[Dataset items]

-- START --

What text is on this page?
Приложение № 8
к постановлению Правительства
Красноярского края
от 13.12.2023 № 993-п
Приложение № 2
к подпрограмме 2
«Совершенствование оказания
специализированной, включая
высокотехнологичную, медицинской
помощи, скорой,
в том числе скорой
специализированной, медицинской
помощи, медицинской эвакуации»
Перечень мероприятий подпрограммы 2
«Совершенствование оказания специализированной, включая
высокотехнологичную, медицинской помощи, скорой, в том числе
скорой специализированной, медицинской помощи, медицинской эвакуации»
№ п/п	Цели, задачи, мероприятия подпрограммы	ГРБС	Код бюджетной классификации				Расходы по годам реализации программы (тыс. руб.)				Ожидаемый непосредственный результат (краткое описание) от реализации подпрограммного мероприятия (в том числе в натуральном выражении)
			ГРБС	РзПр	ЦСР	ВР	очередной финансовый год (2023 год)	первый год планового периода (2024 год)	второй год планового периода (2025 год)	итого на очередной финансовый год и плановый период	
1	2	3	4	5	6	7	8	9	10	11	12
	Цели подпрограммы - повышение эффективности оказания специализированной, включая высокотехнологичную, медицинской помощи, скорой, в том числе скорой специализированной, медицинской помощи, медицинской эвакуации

-- END --

▶ [AIM]: Return the whole listing exactly, with every line included.

▶ [ANSWER TO THIS PROBLEM]:
What text is on this page?
Приложение № 8
к постановлению Правительства
Красноярского края
от 13.12.2023 № 993-п
Приложение № 2
к подпрограмме 2
«Совершенствование оказания
специализированной, включая
высокотехнологичную, медицинской
помощи, скорой,
в том числе скорой
специализированной, медицинской
помощи, медицинской эвакуации»
Перечень мероприятий подпрограммы 2
«Совершенствование оказания специализированной, включая
высокотехнологичную, медицинской помощи, скорой, в том числе
скорой специализированной, медицинской помощи, медицинской эвакуации»
№ п/п	Цели, задачи, мероприятия подпрограммы	ГРБС	Код бюджетной классификации				Расходы по годам реализации программы (тыс. руб.)				Ожидаемый непосредственный результат (краткое описание) от реализации подпрограммного мероприятия (в том числе в натуральном выражении)
			ГРБС	РзПр	ЦСР	ВР	очередной финансовый год (2023 год)	первый год планового периода (2024 год)	второй год планового периода (2025 год)	итого на очередной финансовый год и плановый период	
1	2	3	4	5	6	7	8	9	10	11	12
	Цели подпрограммы - повышение эффективности оказания специализированной, включая высокотехнологичную, медицинской помощи, скорой, в том числе скорой специализированной, медицинской помощи, медицинской эвакуации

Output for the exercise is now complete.